THE EXERCISE. Copy out all lines that carry the word "Senza".

*-*-*

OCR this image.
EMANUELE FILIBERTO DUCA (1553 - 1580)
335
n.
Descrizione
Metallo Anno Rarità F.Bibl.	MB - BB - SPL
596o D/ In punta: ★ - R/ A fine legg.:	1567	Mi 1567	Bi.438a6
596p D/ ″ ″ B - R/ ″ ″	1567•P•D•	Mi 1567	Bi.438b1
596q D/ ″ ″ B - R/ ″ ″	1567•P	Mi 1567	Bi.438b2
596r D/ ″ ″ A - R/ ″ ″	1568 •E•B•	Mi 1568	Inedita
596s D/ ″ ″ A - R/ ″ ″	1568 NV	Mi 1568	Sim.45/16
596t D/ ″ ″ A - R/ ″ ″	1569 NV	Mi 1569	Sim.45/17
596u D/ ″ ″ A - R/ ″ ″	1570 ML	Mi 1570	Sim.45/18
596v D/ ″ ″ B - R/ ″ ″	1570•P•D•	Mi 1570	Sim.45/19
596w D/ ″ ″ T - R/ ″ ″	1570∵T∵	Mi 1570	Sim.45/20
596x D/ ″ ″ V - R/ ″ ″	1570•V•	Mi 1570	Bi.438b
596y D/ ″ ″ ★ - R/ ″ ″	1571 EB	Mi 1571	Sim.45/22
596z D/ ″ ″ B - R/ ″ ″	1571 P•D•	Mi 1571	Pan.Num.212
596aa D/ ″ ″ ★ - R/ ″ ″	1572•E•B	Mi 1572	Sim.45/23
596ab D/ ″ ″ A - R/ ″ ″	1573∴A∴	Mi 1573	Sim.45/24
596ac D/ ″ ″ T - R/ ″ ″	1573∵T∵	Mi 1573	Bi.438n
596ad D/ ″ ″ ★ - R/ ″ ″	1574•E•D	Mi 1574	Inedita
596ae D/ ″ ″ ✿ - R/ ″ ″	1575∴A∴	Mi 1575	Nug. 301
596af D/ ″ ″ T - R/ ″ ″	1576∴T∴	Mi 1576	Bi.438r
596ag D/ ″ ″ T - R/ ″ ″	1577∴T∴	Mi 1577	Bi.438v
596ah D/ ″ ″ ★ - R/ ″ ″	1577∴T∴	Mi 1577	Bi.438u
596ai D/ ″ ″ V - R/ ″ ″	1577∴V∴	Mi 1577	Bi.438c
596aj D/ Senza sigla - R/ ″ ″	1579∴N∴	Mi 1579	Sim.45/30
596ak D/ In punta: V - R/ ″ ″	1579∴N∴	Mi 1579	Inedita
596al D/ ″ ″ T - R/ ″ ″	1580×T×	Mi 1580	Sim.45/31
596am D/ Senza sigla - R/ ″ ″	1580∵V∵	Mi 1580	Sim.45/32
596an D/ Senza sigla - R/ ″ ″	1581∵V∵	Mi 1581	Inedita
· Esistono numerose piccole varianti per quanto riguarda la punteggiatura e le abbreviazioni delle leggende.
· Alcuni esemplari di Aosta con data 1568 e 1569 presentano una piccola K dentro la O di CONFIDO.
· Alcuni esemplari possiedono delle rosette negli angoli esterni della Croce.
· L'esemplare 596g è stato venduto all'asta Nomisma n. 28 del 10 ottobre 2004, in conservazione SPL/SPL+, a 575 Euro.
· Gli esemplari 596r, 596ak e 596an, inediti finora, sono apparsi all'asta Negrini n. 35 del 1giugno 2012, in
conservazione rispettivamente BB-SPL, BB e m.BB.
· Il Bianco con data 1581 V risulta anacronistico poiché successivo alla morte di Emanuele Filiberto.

*-*-*

TASK RESPONSE.
596aj D/ Senza sigla - R/ ″ ″	1579∴N∴	Mi 1579	Sim.45/30
596am D/ Senza sigla - R/ ″ ″	1580∵V∵	Mi 1580	Sim.45/32
596an D/ Senza sigla - R/ ″ ″	1581∵V∵	Mi 1581	Inedita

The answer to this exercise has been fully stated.